**** TESTO DI LETTURA

Xylella, Scortichini: «Una strategia per contrastare la malattia nel suo insieme»

Xylella, Scortichini: «Una strategia per contrastare la malattia nel suo insieme»
di Maria Claudia Minerva
3 Minuti di Lettura
Sabato 23 Gennaio 2016, 10:19 - Ultimo aggiornamento: 10:20

Per bloccare i disseccamenti degli ulivi colpiti dal batterio Xylella fastidiosa sta sperimentando un concime biologico. Marco Scortichini, batteriologo e direttore del Cra-Centro di ricerca per la frutticoltura di Caserta sta portando avanti una ricerca che sta dando risultati incoraggianti ma che per essere certificati come cura ancora hanno bisogno di un altro anno.



Professore, la task force regionale anti-Xylella si riunisce per la seconda volta. Lei era già stato tra i partecipanti del primo incontro, conferma la sua adesione?
«Sì parteciperò, auspicando però che ci siano conseguenze operative nell’immediato, che significa parlare di interventi per approcciare la situazione e cominciare a lavorare».
Crede che situazione di immobilismo conseguita allo stop ai piani Silletti abbia potuto far progredire l’epidemia?
«Il tempo trascorso dalla sospensione del piano è poco, però ci si auspica che dalla task force inizino ad emergere delle proposte concrete perché altrimenti se si continua a non agire la malattia se ne avvantaggia».
Allo stato attuale, cosa si dovrebbe fare?
«Ho già sottolineato diverse volte, e questo è un cardine quanto si affrontano emergenze fitosanitarie come questa, che per prima cosa bisogna ridurre con delle potature i rami e le branche secche. Queste operazioni dovrebbero essere condotte non solo nella zona cuscinetto ma anche, e soprattutto, nell’area infetta, quella del leccese, che non può considerarsi una zona abbandonata, altrimenti sarà un bacino di inoculo molto pericoloso».
Cosa pensa degli abbattimenti imposti dall’Ue perché la Xylella figura tra i patogeni da quarantena?
«Eliminare le piante infette ha un senso solo se si interviene nelle primissime fasi della malattia e su specie erbacee. Quando l'infezione va avanti, invece, per un anno-due o più tempo e coinvolge specie legnose, come in questo caso, allora diventa molto complicato, se non impossibile, pensare di arginare la malattia in questo modo».
C’è una responsabilità della Scienza nel non aver suggerito il miglior approccio?
«Diciamo che sono state sostenute delle tesi che non si sono rivelate ottimali applicate a un contesto olivicolo».
In che senso?
«Nel senso che è mancata una strategia di insieme, una visione comune che prendesse in considerazione anche altre possibilità di contenimento della malattia nonché un approfondimento su altre possibili concause della malattia, come la presenza di funghi».

********

Ripeti parola per parola il passo dell'intervista compreso tra «Professore, la task» e «far progredire l’epidemia?», estremi inclusi. L'elenco proviene da una fonte diversa dall'intervista.

**** DATI FORNITI

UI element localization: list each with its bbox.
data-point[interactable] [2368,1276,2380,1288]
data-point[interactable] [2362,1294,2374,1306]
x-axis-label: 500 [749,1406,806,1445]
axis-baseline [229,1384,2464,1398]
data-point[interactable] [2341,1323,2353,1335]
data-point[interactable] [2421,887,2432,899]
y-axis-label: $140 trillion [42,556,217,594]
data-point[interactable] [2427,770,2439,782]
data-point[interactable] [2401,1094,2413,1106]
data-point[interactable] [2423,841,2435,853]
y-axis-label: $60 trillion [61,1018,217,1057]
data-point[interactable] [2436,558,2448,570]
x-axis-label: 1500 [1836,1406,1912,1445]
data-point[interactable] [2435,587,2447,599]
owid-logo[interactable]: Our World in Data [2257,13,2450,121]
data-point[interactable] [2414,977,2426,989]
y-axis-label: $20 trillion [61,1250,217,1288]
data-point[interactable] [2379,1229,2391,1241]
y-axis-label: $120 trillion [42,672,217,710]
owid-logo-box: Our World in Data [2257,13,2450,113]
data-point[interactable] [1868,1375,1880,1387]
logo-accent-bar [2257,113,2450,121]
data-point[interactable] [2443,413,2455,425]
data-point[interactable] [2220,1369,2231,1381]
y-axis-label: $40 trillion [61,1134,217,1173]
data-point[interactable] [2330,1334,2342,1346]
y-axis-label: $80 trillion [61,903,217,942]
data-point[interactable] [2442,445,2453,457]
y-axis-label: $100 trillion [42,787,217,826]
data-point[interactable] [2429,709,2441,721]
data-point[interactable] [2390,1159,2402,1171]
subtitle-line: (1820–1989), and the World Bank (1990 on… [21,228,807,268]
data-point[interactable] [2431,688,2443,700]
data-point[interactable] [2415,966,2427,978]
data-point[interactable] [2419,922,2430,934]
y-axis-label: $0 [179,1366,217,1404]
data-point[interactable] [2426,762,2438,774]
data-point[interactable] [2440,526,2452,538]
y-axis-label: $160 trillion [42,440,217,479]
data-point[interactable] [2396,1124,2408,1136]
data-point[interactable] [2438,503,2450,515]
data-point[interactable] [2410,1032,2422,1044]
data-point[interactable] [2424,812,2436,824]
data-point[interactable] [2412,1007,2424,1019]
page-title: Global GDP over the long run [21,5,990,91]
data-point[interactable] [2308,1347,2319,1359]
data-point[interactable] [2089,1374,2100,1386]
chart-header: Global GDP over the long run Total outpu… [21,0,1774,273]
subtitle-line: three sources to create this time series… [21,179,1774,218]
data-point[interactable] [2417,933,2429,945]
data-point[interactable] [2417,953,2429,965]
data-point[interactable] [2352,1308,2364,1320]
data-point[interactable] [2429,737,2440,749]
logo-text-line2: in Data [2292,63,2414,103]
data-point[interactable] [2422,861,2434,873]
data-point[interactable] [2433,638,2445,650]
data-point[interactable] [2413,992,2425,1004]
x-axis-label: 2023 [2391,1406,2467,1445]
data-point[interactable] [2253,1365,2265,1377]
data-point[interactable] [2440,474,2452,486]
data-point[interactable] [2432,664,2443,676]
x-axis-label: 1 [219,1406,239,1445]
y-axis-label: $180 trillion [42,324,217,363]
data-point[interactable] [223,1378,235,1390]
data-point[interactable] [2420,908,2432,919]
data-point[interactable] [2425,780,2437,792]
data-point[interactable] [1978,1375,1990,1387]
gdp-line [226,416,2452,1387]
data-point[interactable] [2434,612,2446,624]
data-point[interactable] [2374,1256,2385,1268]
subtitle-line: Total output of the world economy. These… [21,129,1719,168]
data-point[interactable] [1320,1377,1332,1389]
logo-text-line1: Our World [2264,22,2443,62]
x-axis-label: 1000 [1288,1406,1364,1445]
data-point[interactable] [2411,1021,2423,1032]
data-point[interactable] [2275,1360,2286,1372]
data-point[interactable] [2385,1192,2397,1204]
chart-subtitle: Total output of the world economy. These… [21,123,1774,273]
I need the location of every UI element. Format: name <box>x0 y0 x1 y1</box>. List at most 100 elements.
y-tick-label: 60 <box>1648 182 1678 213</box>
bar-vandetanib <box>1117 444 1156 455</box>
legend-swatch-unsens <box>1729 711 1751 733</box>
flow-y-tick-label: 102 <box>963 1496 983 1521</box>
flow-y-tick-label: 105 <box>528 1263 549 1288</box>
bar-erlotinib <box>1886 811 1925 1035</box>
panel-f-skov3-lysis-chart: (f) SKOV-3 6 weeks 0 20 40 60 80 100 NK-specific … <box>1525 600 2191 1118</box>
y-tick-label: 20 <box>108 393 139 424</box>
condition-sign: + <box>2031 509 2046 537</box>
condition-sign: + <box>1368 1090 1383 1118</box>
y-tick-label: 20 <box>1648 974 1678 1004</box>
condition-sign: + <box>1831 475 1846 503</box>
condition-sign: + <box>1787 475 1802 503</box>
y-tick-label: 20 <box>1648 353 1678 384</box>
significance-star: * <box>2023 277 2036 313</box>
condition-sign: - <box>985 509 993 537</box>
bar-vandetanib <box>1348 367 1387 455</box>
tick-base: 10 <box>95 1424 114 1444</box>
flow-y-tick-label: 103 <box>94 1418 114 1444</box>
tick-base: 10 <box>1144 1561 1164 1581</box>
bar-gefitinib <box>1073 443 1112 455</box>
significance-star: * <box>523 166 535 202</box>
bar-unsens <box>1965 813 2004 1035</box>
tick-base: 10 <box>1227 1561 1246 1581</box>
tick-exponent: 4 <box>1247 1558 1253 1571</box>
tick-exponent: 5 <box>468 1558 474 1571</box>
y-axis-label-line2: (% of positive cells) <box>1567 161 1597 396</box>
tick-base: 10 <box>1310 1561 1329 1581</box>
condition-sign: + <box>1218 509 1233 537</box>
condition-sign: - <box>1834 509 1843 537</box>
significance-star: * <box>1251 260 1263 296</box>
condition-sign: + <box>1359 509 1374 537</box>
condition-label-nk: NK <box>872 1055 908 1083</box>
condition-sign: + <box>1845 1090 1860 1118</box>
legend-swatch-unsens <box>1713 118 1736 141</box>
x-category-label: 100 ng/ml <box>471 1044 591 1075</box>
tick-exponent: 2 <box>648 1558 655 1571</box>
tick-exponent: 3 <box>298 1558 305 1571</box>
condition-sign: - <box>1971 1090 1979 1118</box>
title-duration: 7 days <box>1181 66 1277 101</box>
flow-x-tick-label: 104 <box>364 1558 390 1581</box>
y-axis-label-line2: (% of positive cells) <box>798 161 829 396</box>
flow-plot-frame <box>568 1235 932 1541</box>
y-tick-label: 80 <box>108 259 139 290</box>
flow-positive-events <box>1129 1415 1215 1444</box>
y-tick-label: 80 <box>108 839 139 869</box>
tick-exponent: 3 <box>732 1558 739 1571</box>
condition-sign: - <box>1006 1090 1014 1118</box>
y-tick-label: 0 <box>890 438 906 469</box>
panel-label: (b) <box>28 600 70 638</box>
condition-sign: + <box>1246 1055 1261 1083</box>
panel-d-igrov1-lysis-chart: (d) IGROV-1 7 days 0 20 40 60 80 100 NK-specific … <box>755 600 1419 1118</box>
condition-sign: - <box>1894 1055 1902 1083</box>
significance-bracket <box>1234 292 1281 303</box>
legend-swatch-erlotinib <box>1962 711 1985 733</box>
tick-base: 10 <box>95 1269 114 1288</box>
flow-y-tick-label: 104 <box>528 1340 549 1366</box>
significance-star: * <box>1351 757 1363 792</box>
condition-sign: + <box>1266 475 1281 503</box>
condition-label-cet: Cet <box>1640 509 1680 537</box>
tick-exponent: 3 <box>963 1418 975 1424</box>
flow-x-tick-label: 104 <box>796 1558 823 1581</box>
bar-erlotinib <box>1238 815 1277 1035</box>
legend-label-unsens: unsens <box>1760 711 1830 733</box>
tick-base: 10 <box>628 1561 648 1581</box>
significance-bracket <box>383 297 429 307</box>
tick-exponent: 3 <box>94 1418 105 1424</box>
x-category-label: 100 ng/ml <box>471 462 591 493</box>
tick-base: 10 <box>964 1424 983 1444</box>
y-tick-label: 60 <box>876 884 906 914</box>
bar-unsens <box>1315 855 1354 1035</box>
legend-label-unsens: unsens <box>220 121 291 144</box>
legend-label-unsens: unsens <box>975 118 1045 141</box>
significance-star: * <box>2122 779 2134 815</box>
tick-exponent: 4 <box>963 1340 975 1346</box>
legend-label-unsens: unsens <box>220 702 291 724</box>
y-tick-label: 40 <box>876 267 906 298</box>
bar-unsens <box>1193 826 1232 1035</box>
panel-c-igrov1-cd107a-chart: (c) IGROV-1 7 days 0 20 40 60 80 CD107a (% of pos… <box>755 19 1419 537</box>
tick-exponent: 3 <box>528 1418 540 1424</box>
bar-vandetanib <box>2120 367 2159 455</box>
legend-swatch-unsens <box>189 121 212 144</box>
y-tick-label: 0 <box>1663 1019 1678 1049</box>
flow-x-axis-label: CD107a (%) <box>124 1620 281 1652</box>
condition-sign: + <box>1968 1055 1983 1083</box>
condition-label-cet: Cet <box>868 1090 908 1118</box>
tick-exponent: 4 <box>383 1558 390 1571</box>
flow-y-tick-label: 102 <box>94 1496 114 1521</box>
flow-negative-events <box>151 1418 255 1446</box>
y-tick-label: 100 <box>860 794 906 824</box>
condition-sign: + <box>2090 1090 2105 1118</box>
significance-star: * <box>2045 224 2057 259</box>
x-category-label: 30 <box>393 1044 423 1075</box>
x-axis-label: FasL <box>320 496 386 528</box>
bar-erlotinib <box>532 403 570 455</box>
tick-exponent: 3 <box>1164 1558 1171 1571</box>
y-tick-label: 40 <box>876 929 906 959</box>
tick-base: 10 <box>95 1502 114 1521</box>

********

RISULTATO →
Professore, la task force regionale anti-Xylella si riunisce per la seconda volta. Lei era già stato tra i partecipanti del primo incontro, conferma la sua adesione?
«Sì parteciperò, auspicando però che ci siano conseguenze operative nell’immediato, che significa parlare di interventi per approcciare la situazione e cominciare a lavorare».
Crede che situazione di immobilismo conseguita allo stop ai piani Silletti abbia potuto far progredire l’epidemia?